▶

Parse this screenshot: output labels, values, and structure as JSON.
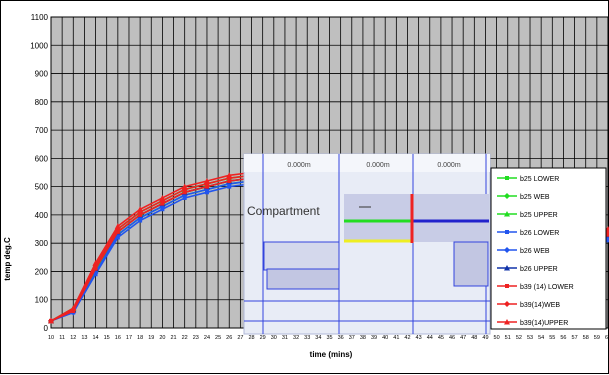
{
  "chart_data": {
    "type": "line",
    "xlabel": "time (mins)",
    "ylabel": "temp deg.C",
    "xlim": [
      10,
      60
    ],
    "ylim": [
      0,
      1100
    ],
    "yticks": [
      0,
      100,
      200,
      300,
      400,
      500,
      600,
      700,
      800,
      900,
      1000,
      1100
    ],
    "xticks": [
      10,
      11,
      12,
      13,
      14,
      15,
      16,
      17,
      18,
      19,
      20,
      21,
      22,
      23,
      24,
      25,
      26,
      27,
      28,
      29,
      30,
      31,
      32,
      33,
      34,
      35,
      36,
      37,
      38,
      39,
      40,
      41,
      42,
      43,
      44,
      45,
      46,
      47,
      48,
      49,
      50,
      51,
      52,
      53,
      54,
      55,
      56,
      57,
      58,
      59,
      60
    ],
    "grid": true,
    "legend_position": "right",
    "series": [
      {
        "name": "b25 LOWER",
        "color": "#22dd22",
        "marker": "square",
        "x": [
          10,
          12,
          14,
          16,
          18,
          20,
          22,
          24,
          26,
          28,
          30,
          32,
          34,
          36,
          38,
          40,
          42,
          44,
          46,
          48,
          50,
          52,
          54,
          56,
          58,
          60
        ],
        "y": [
          25,
          60,
          200,
          330,
          390,
          430,
          470,
          490,
          510,
          520,
          510,
          500,
          490,
          480,
          470,
          450,
          440,
          420,
          400,
          390,
          380,
          370,
          360,
          350,
          340,
          320
        ]
      },
      {
        "name": "b25 WEB",
        "color": "#22dd22",
        "marker": "diamond",
        "x": [
          10,
          12,
          14,
          16,
          18,
          20,
          22,
          24,
          26,
          28,
          30,
          32,
          34,
          36,
          38,
          40,
          42,
          44,
          46,
          48,
          50,
          52,
          54,
          56,
          58,
          60
        ],
        "y": [
          25,
          60,
          200,
          340,
          400,
          440,
          480,
          500,
          520,
          530,
          520,
          510,
          500,
          490,
          480,
          460,
          450,
          430,
          410,
          400,
          390,
          380,
          370,
          355,
          345,
          330
        ]
      },
      {
        "name": "b25 UPPER",
        "color": "#22dd22",
        "marker": "triangle",
        "x": [
          10,
          12,
          14,
          16,
          18,
          20,
          22,
          24,
          26,
          28,
          30,
          32,
          34,
          36,
          38,
          40,
          42,
          44,
          46,
          48,
          50,
          52,
          54,
          56,
          58,
          60
        ],
        "y": [
          25,
          70,
          220,
          350,
          410,
          450,
          490,
          510,
          530,
          540,
          530,
          520,
          510,
          500,
          490,
          470,
          460,
          440,
          420,
          410,
          400,
          390,
          380,
          365,
          355,
          340
        ]
      },
      {
        "name": "b26 LOWER",
        "color": "#2255ee",
        "marker": "square",
        "x": [
          10,
          12,
          14,
          16,
          18,
          20,
          22,
          24,
          26,
          28,
          30,
          32,
          34,
          36,
          38,
          40,
          42,
          44,
          46,
          48,
          50,
          52,
          54,
          56,
          58,
          60
        ],
        "y": [
          25,
          55,
          190,
          320,
          380,
          420,
          460,
          480,
          500,
          510,
          500,
          490,
          480,
          470,
          460,
          440,
          430,
          410,
          390,
          380,
          370,
          360,
          350,
          340,
          330,
          310
        ]
      },
      {
        "name": "b26 WEB",
        "color": "#2255ee",
        "marker": "diamond",
        "x": [
          10,
          12,
          14,
          16,
          18,
          20,
          22,
          24,
          26,
          28,
          30,
          32,
          34,
          36,
          38,
          40,
          42,
          44,
          46,
          48,
          50,
          52,
          54,
          56,
          58,
          60
        ],
        "y": [
          25,
          55,
          195,
          330,
          390,
          430,
          470,
          490,
          510,
          520,
          510,
          500,
          490,
          480,
          470,
          450,
          440,
          420,
          400,
          390,
          380,
          370,
          360,
          345,
          335,
          320
        ]
      },
      {
        "name": "b26 UPPER",
        "color": "#1133aa",
        "marker": "triangle",
        "x": [
          10,
          12,
          14,
          16,
          18,
          20,
          22,
          24,
          26,
          28,
          30,
          32,
          34,
          36,
          38,
          40,
          42,
          44,
          46,
          48,
          50,
          52,
          54,
          56,
          58,
          60
        ],
        "y": [
          25,
          65,
          210,
          340,
          400,
          440,
          480,
          500,
          520,
          530,
          520,
          510,
          500,
          490,
          480,
          460,
          450,
          430,
          410,
          400,
          390,
          380,
          370,
          355,
          345,
          330
        ]
      },
      {
        "name": "b39 (14) LOWER",
        "color": "#ee2222",
        "marker": "square",
        "x": [
          10,
          12,
          14,
          16,
          18,
          20,
          22,
          24,
          26,
          28,
          30,
          32,
          34,
          36,
          38,
          40,
          42,
          44,
          46,
          48,
          50,
          52,
          54,
          56,
          58,
          60
        ],
        "y": [
          25,
          60,
          210,
          340,
          400,
          440,
          480,
          500,
          520,
          530,
          520,
          510,
          500,
          490,
          480,
          460,
          450,
          430,
          410,
          400,
          390,
          380,
          370,
          355,
          345,
          330
        ]
      },
      {
        "name": "b39(14)WEB",
        "color": "#ee2222",
        "marker": "diamond",
        "x": [
          10,
          12,
          14,
          16,
          18,
          20,
          22,
          24,
          26,
          28,
          30,
          32,
          34,
          36,
          38,
          40,
          42,
          44,
          46,
          48,
          50,
          52,
          54,
          56,
          58,
          60
        ],
        "y": [
          25,
          65,
          220,
          350,
          410,
          450,
          490,
          510,
          530,
          540,
          530,
          520,
          510,
          500,
          490,
          470,
          460,
          440,
          420,
          410,
          400,
          390,
          380,
          365,
          355,
          340
        ]
      },
      {
        "name": "b39(14)UPPER",
        "color": "#ee2222",
        "marker": "triangle",
        "x": [
          10,
          12,
          14,
          16,
          18,
          20,
          22,
          24,
          26,
          28,
          30,
          32,
          34,
          36,
          38,
          40,
          42,
          44,
          46,
          48,
          50,
          52,
          54,
          56,
          58,
          60
        ],
        "y": [
          25,
          70,
          230,
          360,
          420,
          460,
          500,
          520,
          540,
          550,
          540,
          530,
          520,
          510,
          500,
          480,
          470,
          450,
          430,
          420,
          410,
          400,
          390,
          375,
          365,
          350
        ]
      }
    ]
  },
  "inset": {
    "labels": [
      "0.000m",
      "0.000m",
      "0.000m"
    ],
    "compartment_label": "Compartment"
  }
}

◀

Given exercise: From the listing above, print every entry precisely and drop the pictures.

Response to this task:
Parse this screenshot: output labels, values, and structure as JSON.
{
  "chart_data": {
    "type": "line",
    "xlabel": "time (mins)",
    "ylabel": "temp deg.C",
    "xlim": [
      10,
      60
    ],
    "ylim": [
      0,
      1100
    ],
    "yticks": [
      0,
      100,
      200,
      300,
      400,
      500,
      600,
      700,
      800,
      900,
      1000,
      1100
    ],
    "xticks": [
      10,
      11,
      12,
      13,
      14,
      15,
      16,
      17,
      18,
      19,
      20,
      21,
      22,
      23,
      24,
      25,
      26,
      27,
      28,
      29,
      30,
      31,
      32,
      33,
      34,
      35,
      36,
      37,
      38,
      39,
      40,
      41,
      42,
      43,
      44,
      45,
      46,
      47,
      48,
      49,
      50,
      51,
      52,
      53,
      54,
      55,
      56,
      57,
      58,
      59,
      60
    ],
    "grid": true,
    "legend_position": "right",
    "series": [
      {
        "name": "b25 LOWER",
        "color": "#22dd22",
        "marker": "square",
        "x": [
          10,
          12,
          14,
          16,
          18,
          20,
          22,
          24,
          26,
          28,
          30,
          32,
          34,
          36,
          38,
          40,
          42,
          44,
          46,
          48,
          50,
          52,
          54,
          56,
          58,
          60
        ],
        "y": [
          25,
          60,
          200,
          330,
          390,
          430,
          470,
          490,
          510,
          520,
          510,
          500,
          490,
          480,
          470,
          450,
          440,
          420,
          400,
          390,
          380,
          370,
          360,
          350,
          340,
          320
        ]
      },
      {
        "name": "b25 WEB",
        "color": "#22dd22",
        "marker": "diamond",
        "x": [
          10,
          12,
          14,
          16,
          18,
          20,
          22,
          24,
          26,
          28,
          30,
          32,
          34,
          36,
          38,
          40,
          42,
          44,
          46,
          48,
          50,
          52,
          54,
          56,
          58,
          60
        ],
        "y": [
          25,
          60,
          200,
          340,
          400,
          440,
          480,
          500,
          520,
          530,
          520,
          510,
          500,
          490,
          480,
          460,
          450,
          430,
          410,
          400,
          390,
          380,
          370,
          355,
          345,
          330
        ]
      },
      {
        "name": "b25 UPPER",
        "color": "#22dd22",
        "marker": "triangle",
        "x": [
          10,
          12,
          14,
          16,
          18,
          20,
          22,
          24,
          26,
          28,
          30,
          32,
          34,
          36,
          38,
          40,
          42,
          44,
          46,
          48,
          50,
          52,
          54,
          56,
          58,
          60
        ],
        "y": [
          25,
          70,
          220,
          350,
          410,
          450,
          490,
          510,
          530,
          540,
          530,
          520,
          510,
          500,
          490,
          470,
          460,
          440,
          420,
          410,
          400,
          390,
          380,
          365,
          355,
          340
        ]
      },
      {
        "name": "b26 LOWER",
        "color": "#2255ee",
        "marker": "square",
        "x": [
          10,
          12,
          14,
          16,
          18,
          20,
          22,
          24,
          26,
          28,
          30,
          32,
          34,
          36,
          38,
          40,
          42,
          44,
          46,
          48,
          50,
          52,
          54,
          56,
          58,
          60
        ],
        "y": [
          25,
          55,
          190,
          320,
          380,
          420,
          460,
          480,
          500,
          510,
          500,
          490,
          480,
          470,
          460,
          440,
          430,
          410,
          390,
          380,
          370,
          360,
          350,
          340,
          330,
          310
        ]
      },
      {
        "name": "b26 WEB",
        "color": "#2255ee",
        "marker": "diamond",
        "x": [
          10,
          12,
          14,
          16,
          18,
          20,
          22,
          24,
          26,
          28,
          30,
          32,
          34,
          36,
          38,
          40,
          42,
          44,
          46,
          48,
          50,
          52,
          54,
          56,
          58,
          60
        ],
        "y": [
          25,
          55,
          195,
          330,
          390,
          430,
          470,
          490,
          510,
          520,
          510,
          500,
          490,
          480,
          470,
          450,
          440,
          420,
          400,
          390,
          380,
          370,
          360,
          345,
          335,
          320
        ]
      },
      {
        "name": "b26 UPPER",
        "color": "#1133aa",
        "marker": "triangle",
        "x": [
          10,
          12,
          14,
          16,
          18,
          20,
          22,
          24,
          26,
          28,
          30,
          32,
          34,
          36,
          38,
          40,
          42,
          44,
          46,
          48,
          50,
          52,
          54,
          56,
          58,
          60
        ],
        "y": [
          25,
          65,
          210,
          340,
          400,
          440,
          480,
          500,
          520,
          530,
          520,
          510,
          500,
          490,
          480,
          460,
          450,
          430,
          410,
          400,
          390,
          380,
          370,
          355,
          345,
          330
        ]
      },
      {
        "name": "b39 (14) LOWER",
        "color": "#ee2222",
        "marker": "square",
        "x": [
          10,
          12,
          14,
          16,
          18,
          20,
          22,
          24,
          26,
          28,
          30,
          32,
          34,
          36,
          38,
          40,
          42,
          44,
          46,
          48,
          50,
          52,
          54,
          56,
          58,
          60
        ],
        "y": [
          25,
          60,
          210,
          340,
          400,
          440,
          480,
          500,
          520,
          530,
          520,
          510,
          500,
          490,
          480,
          460,
          450,
          430,
          410,
          400,
          390,
          380,
          370,
          355,
          345,
          330
        ]
      },
      {
        "name": "b39(14)WEB",
        "color": "#ee2222",
        "marker": "diamond",
        "x": [
          10,
          12,
          14,
          16,
          18,
          20,
          22,
          24,
          26,
          28,
          30,
          32,
          34,
          36,
          38,
          40,
          42,
          44,
          46,
          48,
          50,
          52,
          54,
          56,
          58,
          60
        ],
        "y": [
          25,
          65,
          220,
          350,
          410,
          450,
          490,
          510,
          530,
          540,
          530,
          520,
          510,
          500,
          490,
          470,
          460,
          440,
          420,
          410,
          400,
          390,
          380,
          365,
          355,
          340
        ]
      },
      {
        "name": "b39(14)UPPER",
        "color": "#ee2222",
        "marker": "triangle",
        "x": [
          10,
          12,
          14,
          16,
          18,
          20,
          22,
          24,
          26,
          28,
          30,
          32,
          34,
          36,
          38,
          40,
          42,
          44,
          46,
          48,
          50,
          52,
          54,
          56,
          58,
          60
        ],
        "y": [
          25,
          70,
          230,
          360,
          420,
          460,
          500,
          520,
          540,
          550,
          540,
          530,
          520,
          510,
          500,
          480,
          470,
          450,
          430,
          420,
          410,
          400,
          390,
          375,
          365,
          350
        ]
      }
    ]
  },
  "inset": {
    "labels": [
      "0.000m",
      "0.000m",
      "0.000m"
    ],
    "compartment_label": "Compartment"
  }
}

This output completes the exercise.